## begin Excerpted data

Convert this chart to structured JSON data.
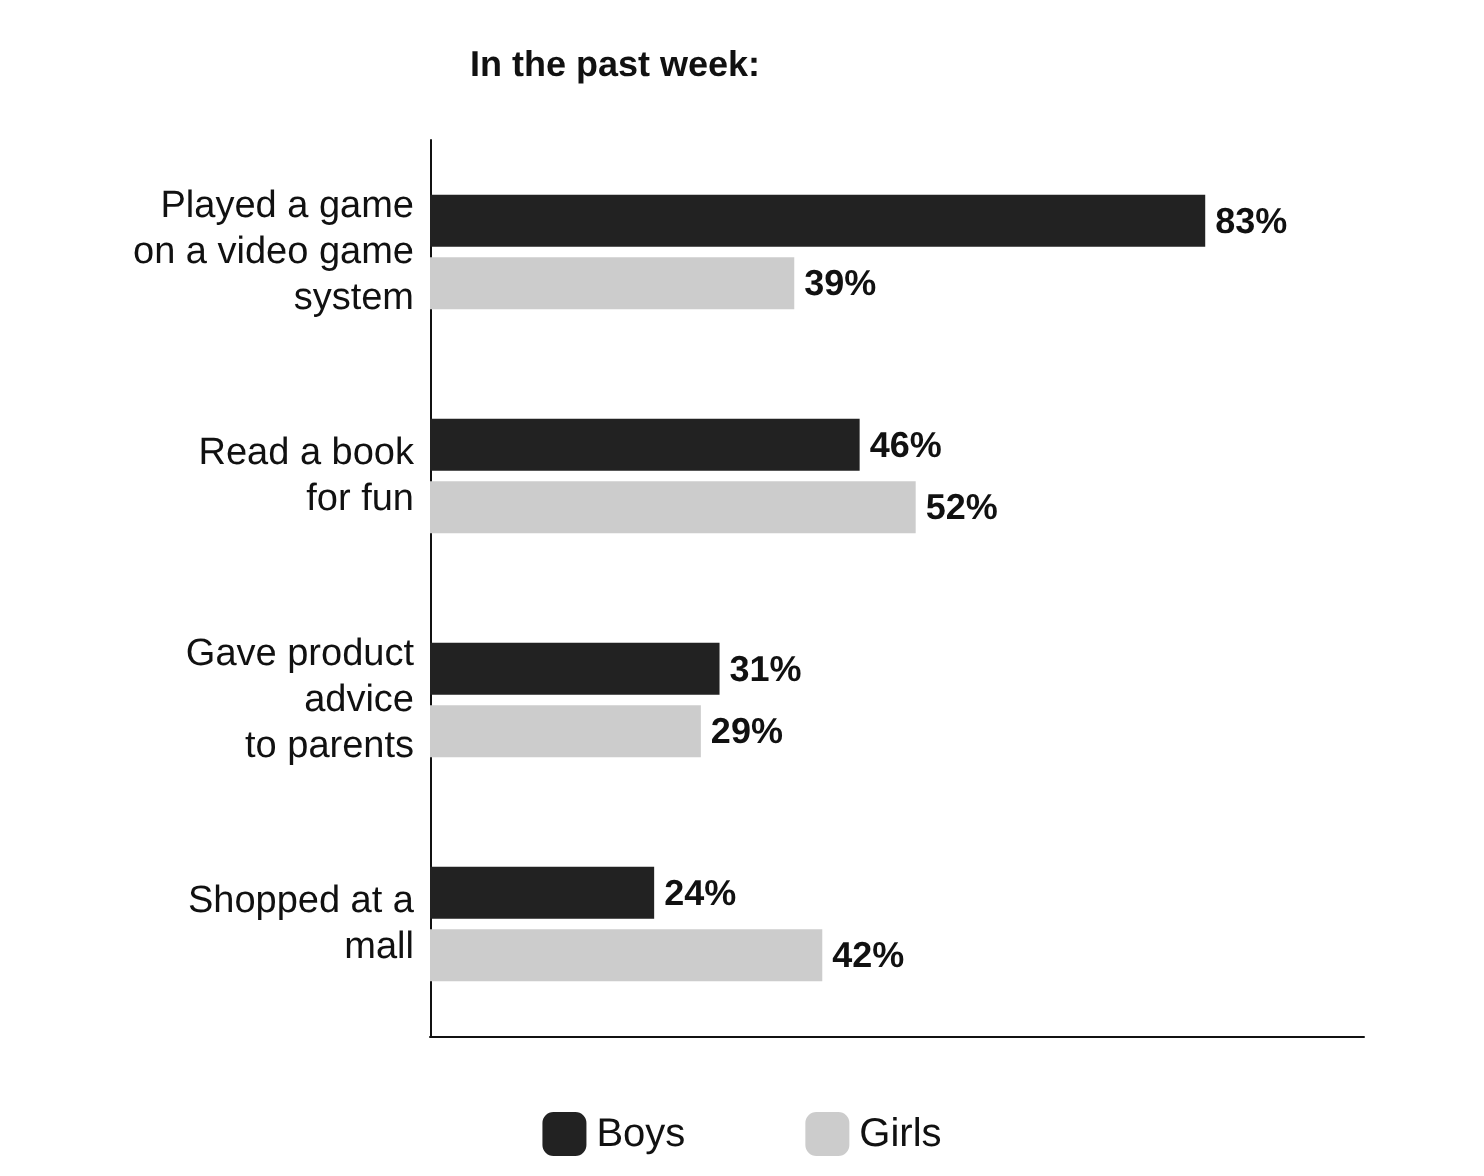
{
  "chart_data": {
    "type": "bar",
    "orientation": "horizontal",
    "title": "In the past week:",
    "categories": [
      "Played a game\non a video game\nsystem",
      "Read a book\nfor fun",
      "Gave product\nadvice\nto parents",
      "Shopped at a\nmall"
    ],
    "series": [
      {
        "name": "Boys",
        "color": "#222222",
        "values": [
          83,
          46,
          31,
          24
        ],
        "value_labels": [
          "83%",
          "46%",
          "31%",
          "24%"
        ]
      },
      {
        "name": "Girls",
        "color": "#cccccc",
        "values": [
          39,
          52,
          29,
          42
        ],
        "value_labels": [
          "39%",
          "52%",
          "29%",
          "42%"
        ]
      }
    ],
    "legend": "bottom",
    "tick_labels": "y",
    "grid": false
  }
}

## end Excerpted data

» Short problem
Every record gets retyped exactly; no picture goes into the copy.

» Final result
Convert this chart to structured JSON data.
{
  "chart_data": {
    "type": "bar",
    "orientation": "horizontal",
    "title": "In the past week:",
    "categories": [
      "Played a game\non a video game\nsystem",
      "Read a book\nfor fun",
      "Gave product\nadvice\nto parents",
      "Shopped at a\nmall"
    ],
    "series": [
      {
        "name": "Boys",
        "color": "#222222",
        "values": [
          83,
          46,
          31,
          24
        ],
        "value_labels": [
          "83%",
          "46%",
          "31%",
          "24%"
        ]
      },
      {
        "name": "Girls",
        "color": "#cccccc",
        "values": [
          39,
          52,
          29,
          42
        ],
        "value_labels": [
          "39%",
          "52%",
          "29%",
          "42%"
        ]
      }
    ],
    "legend": "bottom",
    "tick_labels": "y",
    "grid": false
  }
}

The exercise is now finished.